(Figure content listings)
####

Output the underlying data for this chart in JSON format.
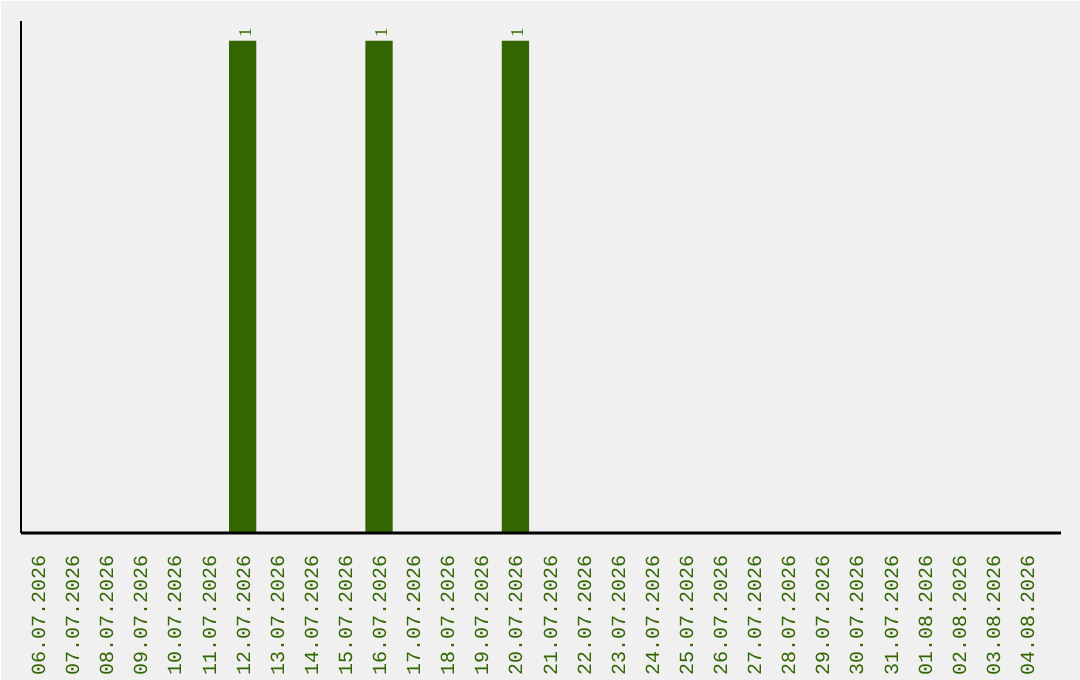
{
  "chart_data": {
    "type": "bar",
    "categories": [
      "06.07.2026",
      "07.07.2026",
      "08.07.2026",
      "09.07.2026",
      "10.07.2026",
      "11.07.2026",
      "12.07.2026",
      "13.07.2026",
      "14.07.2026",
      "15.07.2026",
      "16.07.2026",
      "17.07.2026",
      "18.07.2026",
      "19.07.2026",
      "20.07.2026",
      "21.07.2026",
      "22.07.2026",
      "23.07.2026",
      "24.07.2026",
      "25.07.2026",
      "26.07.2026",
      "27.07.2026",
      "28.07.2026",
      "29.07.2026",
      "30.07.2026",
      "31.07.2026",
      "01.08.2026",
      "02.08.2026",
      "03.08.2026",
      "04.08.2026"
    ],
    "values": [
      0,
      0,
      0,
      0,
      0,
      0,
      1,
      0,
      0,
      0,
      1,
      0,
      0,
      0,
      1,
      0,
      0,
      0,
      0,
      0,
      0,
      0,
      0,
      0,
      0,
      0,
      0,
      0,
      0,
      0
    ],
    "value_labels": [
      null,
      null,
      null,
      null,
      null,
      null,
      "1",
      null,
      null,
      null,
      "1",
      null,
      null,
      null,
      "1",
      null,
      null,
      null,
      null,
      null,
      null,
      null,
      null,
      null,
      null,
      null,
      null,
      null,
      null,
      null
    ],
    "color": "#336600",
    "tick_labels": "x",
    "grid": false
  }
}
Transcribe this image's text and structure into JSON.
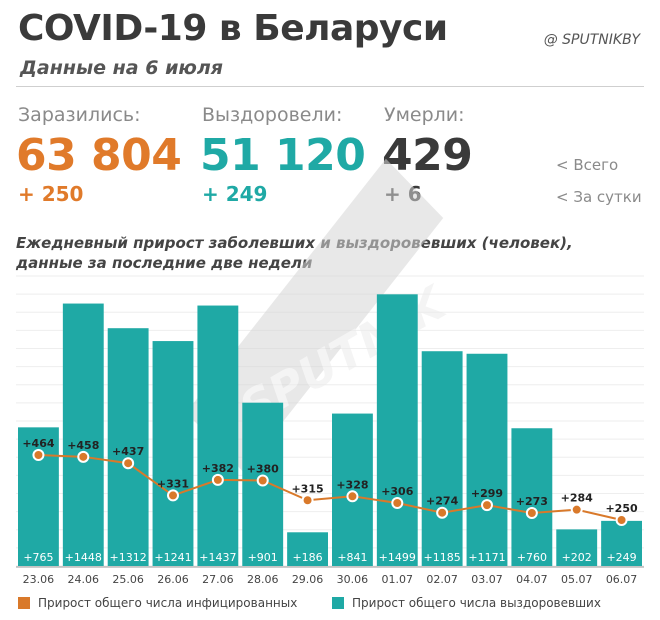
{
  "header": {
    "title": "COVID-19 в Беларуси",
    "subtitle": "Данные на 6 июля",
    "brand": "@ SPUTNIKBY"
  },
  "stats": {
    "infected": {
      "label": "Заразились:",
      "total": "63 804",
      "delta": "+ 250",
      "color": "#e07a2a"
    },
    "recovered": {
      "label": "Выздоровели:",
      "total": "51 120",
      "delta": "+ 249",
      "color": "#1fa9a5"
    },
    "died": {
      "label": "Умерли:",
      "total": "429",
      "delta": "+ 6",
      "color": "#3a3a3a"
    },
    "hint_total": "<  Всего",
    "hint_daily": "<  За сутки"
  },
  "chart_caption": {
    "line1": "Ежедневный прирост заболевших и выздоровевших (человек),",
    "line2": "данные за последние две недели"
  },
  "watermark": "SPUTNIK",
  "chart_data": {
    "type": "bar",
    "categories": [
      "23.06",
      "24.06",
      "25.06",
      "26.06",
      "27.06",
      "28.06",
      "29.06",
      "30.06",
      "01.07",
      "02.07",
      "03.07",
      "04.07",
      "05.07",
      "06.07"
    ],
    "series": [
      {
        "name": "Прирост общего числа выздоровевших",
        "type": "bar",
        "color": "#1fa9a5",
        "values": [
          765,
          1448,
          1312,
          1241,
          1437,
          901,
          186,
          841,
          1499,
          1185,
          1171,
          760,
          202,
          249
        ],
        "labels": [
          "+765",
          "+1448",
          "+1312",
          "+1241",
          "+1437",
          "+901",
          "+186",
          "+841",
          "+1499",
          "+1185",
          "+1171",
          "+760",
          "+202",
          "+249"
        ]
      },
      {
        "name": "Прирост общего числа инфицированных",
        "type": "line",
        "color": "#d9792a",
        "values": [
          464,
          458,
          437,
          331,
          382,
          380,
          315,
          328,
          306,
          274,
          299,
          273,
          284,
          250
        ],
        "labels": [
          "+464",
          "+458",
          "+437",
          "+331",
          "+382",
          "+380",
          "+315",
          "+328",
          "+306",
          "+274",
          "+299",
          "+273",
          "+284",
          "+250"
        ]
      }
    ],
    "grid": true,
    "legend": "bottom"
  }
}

####

Stated exercise: Which lines hold the word "this"? Show each one.

Task solution:
Output the underlying data for this chart in JSON format.
Transcribe this image's text and structure into JSON.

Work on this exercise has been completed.